• [TASK OBJECTIVE] Look through the data below. Collect every line where the word "Number" occurs.

• [TASK DATA]
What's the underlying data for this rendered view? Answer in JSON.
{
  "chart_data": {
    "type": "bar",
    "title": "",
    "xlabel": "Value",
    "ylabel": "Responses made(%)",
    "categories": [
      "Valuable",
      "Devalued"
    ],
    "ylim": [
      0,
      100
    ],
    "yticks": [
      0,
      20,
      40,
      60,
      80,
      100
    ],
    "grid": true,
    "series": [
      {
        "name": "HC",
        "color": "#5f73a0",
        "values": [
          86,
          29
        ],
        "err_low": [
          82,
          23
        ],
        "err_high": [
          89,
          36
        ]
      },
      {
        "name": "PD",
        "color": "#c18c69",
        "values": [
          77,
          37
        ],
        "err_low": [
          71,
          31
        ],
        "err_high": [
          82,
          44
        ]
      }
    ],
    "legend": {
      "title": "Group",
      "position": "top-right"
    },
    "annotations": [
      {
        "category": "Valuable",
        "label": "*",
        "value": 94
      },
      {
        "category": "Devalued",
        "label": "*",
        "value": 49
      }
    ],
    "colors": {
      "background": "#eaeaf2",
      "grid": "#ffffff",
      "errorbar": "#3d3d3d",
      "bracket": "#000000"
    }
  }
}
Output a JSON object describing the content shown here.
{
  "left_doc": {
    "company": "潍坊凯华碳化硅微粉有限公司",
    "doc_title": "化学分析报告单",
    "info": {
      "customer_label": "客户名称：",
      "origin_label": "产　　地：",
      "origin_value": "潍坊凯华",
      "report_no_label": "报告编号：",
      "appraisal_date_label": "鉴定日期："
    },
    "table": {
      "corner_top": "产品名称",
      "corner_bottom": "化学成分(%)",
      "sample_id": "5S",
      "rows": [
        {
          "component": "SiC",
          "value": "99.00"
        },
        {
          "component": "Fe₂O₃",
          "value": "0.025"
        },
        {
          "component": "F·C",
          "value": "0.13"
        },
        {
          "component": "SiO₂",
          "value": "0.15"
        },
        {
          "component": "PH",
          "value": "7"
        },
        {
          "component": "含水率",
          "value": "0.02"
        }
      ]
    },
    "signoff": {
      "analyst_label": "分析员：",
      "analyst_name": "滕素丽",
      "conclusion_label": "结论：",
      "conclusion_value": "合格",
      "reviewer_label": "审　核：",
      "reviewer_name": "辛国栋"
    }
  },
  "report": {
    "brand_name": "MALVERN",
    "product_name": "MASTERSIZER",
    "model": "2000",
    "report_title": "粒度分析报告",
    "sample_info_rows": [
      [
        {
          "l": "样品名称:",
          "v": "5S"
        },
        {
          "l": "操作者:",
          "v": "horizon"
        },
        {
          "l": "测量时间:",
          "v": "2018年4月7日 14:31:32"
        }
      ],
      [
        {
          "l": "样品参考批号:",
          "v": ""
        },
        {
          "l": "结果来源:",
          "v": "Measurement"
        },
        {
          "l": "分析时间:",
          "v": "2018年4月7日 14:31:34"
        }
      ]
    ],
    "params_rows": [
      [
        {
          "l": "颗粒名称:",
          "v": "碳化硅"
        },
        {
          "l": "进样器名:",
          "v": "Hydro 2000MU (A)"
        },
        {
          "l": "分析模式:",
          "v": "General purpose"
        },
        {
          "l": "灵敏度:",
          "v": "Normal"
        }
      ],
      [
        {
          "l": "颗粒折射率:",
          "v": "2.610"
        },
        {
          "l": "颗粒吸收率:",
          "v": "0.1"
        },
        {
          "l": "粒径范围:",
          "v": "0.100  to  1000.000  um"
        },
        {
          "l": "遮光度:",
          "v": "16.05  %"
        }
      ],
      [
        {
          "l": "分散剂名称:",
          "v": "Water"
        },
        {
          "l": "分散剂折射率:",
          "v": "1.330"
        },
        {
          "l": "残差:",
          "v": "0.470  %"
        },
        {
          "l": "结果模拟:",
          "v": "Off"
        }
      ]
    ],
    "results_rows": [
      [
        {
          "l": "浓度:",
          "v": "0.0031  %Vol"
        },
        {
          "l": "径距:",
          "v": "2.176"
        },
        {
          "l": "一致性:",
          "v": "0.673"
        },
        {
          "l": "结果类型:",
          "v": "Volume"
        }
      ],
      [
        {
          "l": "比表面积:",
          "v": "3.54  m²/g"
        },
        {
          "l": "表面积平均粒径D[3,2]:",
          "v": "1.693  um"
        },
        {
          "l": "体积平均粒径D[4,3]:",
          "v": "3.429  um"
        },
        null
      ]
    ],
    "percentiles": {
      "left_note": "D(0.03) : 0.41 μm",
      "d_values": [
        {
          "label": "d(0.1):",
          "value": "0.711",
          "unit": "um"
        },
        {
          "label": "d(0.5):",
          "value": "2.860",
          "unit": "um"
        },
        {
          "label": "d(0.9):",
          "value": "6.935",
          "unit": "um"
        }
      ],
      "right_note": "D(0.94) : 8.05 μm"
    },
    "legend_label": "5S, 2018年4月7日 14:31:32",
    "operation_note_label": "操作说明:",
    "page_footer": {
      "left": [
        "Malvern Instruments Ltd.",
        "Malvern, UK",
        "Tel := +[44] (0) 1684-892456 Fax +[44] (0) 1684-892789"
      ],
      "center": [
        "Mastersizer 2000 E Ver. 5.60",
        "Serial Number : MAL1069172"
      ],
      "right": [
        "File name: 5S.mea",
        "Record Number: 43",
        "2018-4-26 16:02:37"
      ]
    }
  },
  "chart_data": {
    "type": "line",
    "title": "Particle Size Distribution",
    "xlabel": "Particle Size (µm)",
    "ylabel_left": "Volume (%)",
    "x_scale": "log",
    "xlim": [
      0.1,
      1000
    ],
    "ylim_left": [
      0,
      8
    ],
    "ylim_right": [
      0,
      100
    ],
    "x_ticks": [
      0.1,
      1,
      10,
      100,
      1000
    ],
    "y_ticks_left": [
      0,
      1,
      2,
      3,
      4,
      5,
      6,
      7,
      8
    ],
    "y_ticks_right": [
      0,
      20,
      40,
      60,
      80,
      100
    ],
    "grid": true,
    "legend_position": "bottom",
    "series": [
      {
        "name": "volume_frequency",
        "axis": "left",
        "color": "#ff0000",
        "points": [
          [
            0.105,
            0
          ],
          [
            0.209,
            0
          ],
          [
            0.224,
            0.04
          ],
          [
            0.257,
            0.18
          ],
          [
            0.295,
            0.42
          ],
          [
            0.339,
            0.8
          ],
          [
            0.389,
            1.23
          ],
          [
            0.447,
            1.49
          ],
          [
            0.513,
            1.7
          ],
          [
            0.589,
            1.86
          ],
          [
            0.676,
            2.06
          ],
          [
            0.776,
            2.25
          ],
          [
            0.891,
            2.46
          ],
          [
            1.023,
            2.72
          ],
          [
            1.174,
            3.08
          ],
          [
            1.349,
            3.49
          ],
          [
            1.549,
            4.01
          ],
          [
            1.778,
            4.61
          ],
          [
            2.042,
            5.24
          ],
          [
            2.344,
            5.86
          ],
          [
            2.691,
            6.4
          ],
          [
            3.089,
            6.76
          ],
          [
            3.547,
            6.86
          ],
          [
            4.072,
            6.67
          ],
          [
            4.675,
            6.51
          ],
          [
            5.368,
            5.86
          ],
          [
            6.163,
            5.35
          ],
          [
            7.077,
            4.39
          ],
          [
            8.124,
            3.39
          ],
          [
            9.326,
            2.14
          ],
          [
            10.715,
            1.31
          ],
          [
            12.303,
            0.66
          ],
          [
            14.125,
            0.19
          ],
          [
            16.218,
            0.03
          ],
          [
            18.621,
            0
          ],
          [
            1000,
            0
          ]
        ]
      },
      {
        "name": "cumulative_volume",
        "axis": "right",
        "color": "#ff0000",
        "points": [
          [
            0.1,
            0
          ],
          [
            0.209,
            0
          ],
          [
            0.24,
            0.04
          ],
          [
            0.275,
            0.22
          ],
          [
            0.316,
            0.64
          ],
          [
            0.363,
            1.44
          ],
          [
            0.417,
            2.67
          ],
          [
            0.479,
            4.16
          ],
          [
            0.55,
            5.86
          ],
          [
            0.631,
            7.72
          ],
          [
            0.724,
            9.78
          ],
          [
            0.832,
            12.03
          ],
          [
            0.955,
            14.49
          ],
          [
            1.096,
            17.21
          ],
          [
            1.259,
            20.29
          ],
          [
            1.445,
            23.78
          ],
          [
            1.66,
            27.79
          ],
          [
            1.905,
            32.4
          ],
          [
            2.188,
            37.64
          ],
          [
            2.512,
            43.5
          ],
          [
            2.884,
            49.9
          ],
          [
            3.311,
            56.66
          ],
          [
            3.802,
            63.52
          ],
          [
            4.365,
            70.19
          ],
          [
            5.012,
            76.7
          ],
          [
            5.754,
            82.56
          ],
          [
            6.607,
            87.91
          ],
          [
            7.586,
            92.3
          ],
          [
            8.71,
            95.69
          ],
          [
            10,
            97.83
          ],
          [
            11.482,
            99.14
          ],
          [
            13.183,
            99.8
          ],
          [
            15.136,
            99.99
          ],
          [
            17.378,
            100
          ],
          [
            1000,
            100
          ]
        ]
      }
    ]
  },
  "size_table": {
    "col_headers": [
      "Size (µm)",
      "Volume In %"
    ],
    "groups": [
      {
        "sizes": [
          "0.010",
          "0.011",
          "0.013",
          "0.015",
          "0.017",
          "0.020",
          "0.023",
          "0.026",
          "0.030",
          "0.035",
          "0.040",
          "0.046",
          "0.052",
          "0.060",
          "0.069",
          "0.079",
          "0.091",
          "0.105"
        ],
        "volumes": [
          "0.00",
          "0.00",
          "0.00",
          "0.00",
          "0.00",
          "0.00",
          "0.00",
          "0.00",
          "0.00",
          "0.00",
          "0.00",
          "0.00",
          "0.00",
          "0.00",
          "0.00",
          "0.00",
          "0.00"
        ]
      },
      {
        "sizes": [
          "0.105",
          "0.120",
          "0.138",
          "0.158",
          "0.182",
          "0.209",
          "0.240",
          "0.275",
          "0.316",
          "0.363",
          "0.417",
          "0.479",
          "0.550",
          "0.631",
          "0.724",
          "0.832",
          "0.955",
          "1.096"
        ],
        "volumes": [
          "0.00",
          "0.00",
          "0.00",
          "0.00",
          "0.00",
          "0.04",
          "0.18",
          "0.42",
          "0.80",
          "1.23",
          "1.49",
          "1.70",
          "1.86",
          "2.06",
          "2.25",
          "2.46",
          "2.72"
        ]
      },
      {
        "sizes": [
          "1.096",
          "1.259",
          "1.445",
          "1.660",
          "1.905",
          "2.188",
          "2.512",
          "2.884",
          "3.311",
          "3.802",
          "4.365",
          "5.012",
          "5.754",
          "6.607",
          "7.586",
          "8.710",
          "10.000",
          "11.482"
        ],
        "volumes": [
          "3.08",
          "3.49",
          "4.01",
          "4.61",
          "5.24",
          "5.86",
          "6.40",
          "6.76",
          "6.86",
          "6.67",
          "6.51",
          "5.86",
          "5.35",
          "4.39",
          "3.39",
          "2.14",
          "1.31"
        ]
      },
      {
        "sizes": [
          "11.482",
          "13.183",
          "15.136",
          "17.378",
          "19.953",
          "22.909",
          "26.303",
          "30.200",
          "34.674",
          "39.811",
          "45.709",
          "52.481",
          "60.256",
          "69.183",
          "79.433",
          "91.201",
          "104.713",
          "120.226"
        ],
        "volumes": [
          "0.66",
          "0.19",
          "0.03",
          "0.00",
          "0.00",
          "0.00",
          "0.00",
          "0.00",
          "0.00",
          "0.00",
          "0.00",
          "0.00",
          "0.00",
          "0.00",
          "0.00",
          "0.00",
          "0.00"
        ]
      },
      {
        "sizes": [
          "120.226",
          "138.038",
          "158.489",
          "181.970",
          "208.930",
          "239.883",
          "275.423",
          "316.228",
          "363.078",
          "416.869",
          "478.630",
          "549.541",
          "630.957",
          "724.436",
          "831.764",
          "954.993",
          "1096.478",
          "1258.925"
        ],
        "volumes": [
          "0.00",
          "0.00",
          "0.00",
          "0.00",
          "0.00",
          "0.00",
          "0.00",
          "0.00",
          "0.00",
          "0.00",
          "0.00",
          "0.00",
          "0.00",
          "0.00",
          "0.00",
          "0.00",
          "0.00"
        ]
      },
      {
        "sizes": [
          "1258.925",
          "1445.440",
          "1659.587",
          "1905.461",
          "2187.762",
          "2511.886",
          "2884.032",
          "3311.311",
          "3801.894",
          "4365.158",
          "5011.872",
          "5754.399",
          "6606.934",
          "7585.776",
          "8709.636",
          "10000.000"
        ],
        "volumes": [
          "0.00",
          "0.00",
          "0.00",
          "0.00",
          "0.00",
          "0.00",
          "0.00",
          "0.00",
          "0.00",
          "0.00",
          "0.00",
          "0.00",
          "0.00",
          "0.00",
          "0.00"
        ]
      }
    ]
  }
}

• [WORKED SOLUTION]
        "Serial Number : MAL1069172"
        "Record Number: 43",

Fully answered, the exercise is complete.